=== Data listing ===
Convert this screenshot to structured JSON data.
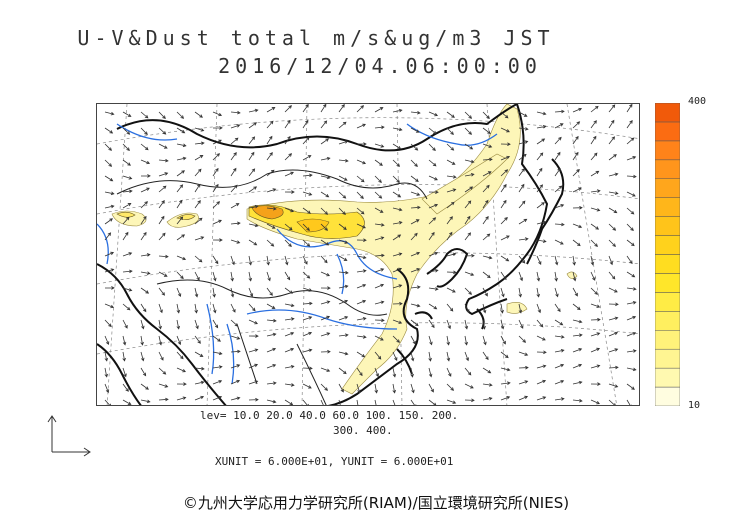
{
  "title_line1": "U-V&Dust total m/s&ug/m3 JST",
  "title_line2": "2016/12/04.06:00:00",
  "colorbar": {
    "max_label": "400",
    "min_label": "10",
    "colors": [
      "#fffde0",
      "#fff9b0",
      "#fff592",
      "#fff27a",
      "#ffef5f",
      "#ffec45",
      "#ffe62a",
      "#ffdd20",
      "#ffd21c",
      "#ffc41a",
      "#ffb61a",
      "#ffa61c",
      "#ff951c",
      "#ff831a",
      "#fb6c12",
      "#f15a0a"
    ]
  },
  "levels_line1": "lev= 10.0 20.0 40.0 60.0 100. 150. 200.",
  "levels_line2": "300. 400.",
  "units_text": "XUNIT = 6.000E+01, YUNIT = 6.000E+01",
  "copyright": "©九州大学応用力学研究所(RIAM)/国立環境研究所(NIES)",
  "colors": {
    "land_outline": "#111",
    "rivers": "#2a6fe0",
    "dust_low": "#fdf6b8",
    "dust_high": "#f5a21a",
    "arrows": "#333"
  }
}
===
**Requirement**
Make an exact copy of the data above, pictures excluded.

**In response**
Convert this screenshot to structured JSON data.
{
  "title_line1": "U-V&Dust total m/s&ug/m3 JST",
  "title_line2": "2016/12/04.06:00:00",
  "colorbar": {
    "max_label": "400",
    "min_label": "10",
    "colors": [
      "#fffde0",
      "#fff9b0",
      "#fff592",
      "#fff27a",
      "#ffef5f",
      "#ffec45",
      "#ffe62a",
      "#ffdd20",
      "#ffd21c",
      "#ffc41a",
      "#ffb61a",
      "#ffa61c",
      "#ff951c",
      "#ff831a",
      "#fb6c12",
      "#f15a0a"
    ]
  },
  "levels_line1": "lev= 10.0 20.0 40.0 60.0 100. 150. 200.",
  "levels_line2": "300. 400.",
  "units_text": "XUNIT = 6.000E+01, YUNIT = 6.000E+01",
  "copyright": "©九州大学応用力学研究所(RIAM)/国立環境研究所(NIES)",
  "colors": {
    "land_outline": "#111",
    "rivers": "#2a6fe0",
    "dust_low": "#fdf6b8",
    "dust_high": "#f5a21a",
    "arrows": "#333"
  }
}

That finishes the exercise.